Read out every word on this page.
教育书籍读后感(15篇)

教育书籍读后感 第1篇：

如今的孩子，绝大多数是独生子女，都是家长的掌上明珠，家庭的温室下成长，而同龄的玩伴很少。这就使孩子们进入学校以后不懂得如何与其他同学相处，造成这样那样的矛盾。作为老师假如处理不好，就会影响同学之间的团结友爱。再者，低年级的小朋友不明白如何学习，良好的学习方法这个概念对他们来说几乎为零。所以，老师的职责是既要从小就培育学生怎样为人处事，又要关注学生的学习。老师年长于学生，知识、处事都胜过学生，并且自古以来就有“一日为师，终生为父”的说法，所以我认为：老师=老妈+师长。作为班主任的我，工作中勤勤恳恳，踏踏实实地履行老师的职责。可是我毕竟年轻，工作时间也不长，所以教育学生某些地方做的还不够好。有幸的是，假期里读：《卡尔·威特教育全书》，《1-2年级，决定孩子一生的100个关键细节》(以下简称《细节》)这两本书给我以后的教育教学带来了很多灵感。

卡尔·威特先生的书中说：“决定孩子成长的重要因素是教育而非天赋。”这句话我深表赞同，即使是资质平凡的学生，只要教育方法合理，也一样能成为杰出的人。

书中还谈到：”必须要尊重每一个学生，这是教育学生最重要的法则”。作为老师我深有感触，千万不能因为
--
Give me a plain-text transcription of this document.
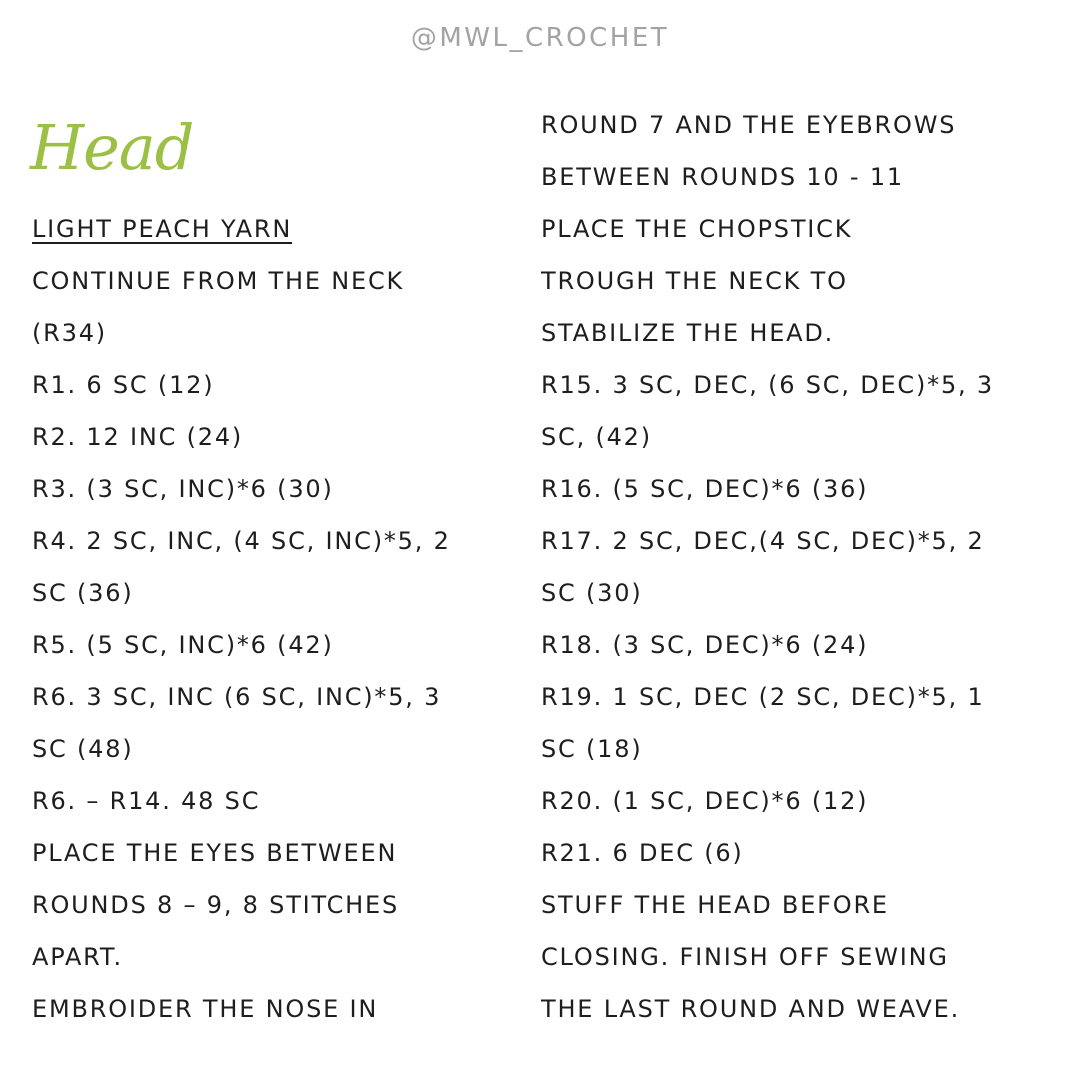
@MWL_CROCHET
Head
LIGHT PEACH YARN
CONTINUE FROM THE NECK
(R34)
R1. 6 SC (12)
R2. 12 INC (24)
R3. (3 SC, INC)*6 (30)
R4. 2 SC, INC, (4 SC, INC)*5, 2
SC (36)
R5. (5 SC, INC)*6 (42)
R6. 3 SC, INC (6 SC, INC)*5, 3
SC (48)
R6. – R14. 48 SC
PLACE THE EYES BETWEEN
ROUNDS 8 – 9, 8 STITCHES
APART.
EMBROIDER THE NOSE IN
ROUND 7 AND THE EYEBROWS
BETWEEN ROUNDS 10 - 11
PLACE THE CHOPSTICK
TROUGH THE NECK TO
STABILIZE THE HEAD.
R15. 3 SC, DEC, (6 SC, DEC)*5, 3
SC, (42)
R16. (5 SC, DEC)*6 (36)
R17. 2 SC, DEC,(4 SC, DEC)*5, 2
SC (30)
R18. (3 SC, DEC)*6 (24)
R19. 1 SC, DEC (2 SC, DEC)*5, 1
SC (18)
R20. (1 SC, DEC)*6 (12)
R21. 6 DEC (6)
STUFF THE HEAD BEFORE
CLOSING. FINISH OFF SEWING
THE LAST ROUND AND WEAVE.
--
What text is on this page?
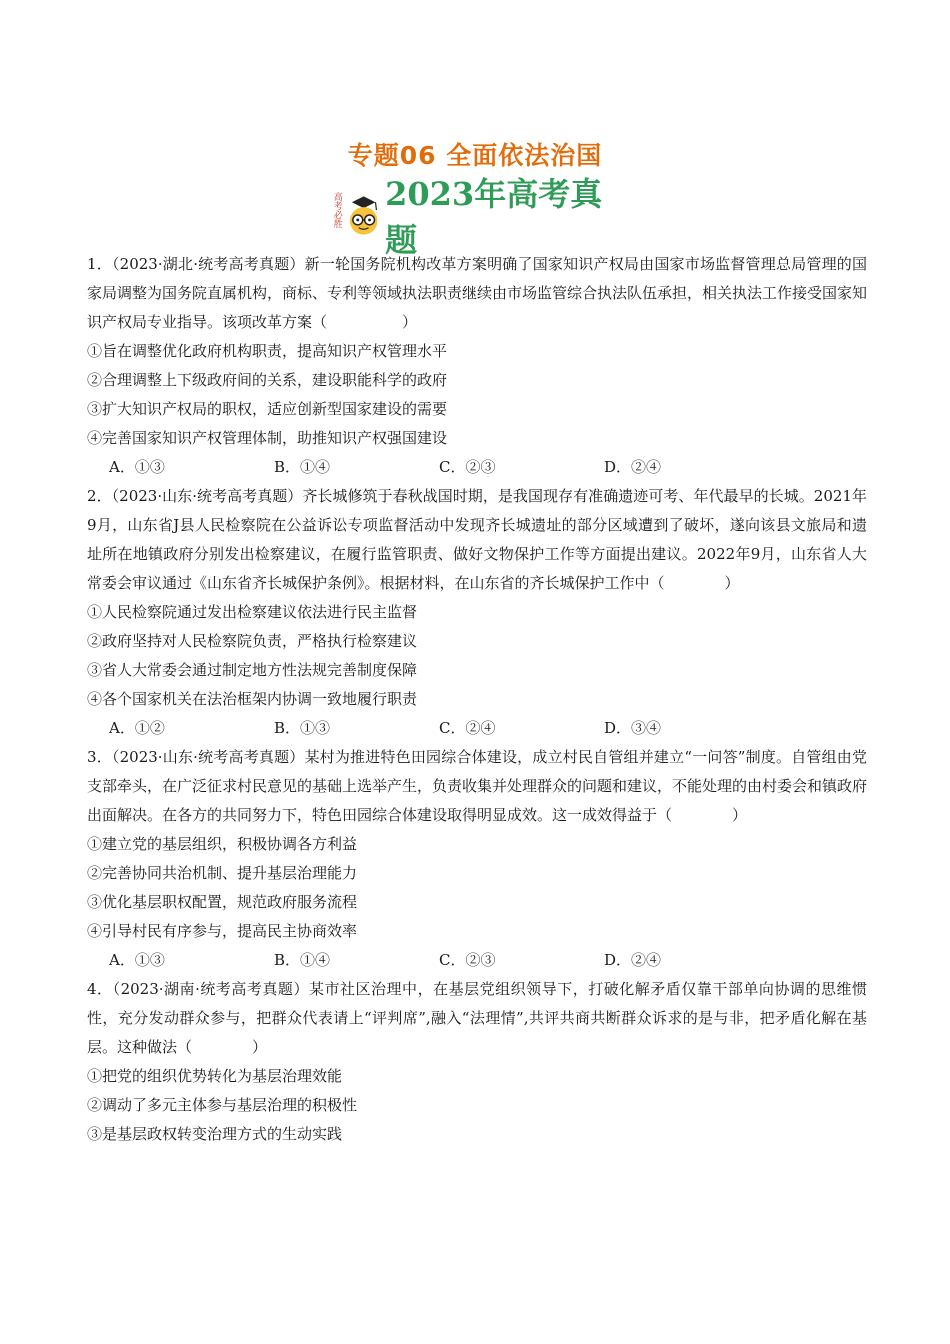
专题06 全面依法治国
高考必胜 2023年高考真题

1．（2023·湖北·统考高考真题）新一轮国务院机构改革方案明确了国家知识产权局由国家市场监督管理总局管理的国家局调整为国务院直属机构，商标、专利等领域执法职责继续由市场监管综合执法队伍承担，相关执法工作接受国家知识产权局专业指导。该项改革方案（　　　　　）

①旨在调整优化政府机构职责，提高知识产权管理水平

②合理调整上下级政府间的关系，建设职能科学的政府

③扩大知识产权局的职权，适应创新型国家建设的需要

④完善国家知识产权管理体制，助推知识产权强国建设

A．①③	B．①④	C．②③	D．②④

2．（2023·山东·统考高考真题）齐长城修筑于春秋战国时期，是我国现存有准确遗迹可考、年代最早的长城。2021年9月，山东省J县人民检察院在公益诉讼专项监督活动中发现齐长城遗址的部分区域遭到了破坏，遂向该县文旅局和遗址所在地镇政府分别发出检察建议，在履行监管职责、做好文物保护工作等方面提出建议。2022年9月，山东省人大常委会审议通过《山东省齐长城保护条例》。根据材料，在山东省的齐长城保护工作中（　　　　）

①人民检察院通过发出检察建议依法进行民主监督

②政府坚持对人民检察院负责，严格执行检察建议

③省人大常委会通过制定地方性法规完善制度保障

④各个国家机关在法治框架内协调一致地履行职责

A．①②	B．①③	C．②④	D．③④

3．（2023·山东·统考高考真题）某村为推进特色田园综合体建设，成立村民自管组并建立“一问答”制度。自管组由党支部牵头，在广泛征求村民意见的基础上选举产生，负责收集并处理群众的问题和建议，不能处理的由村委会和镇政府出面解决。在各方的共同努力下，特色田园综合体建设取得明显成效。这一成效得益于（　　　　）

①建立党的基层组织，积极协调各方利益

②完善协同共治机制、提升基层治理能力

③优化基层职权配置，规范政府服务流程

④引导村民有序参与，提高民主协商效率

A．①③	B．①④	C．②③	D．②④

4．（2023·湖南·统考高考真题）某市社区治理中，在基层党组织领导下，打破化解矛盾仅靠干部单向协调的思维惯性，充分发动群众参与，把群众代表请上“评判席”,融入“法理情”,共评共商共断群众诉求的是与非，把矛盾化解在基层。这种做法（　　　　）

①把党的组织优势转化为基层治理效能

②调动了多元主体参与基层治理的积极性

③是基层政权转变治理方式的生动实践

▶ [Exercise]: How many of the lines above include the string "page"? Reply with the number by itself.

▶ [Result for this task]: 2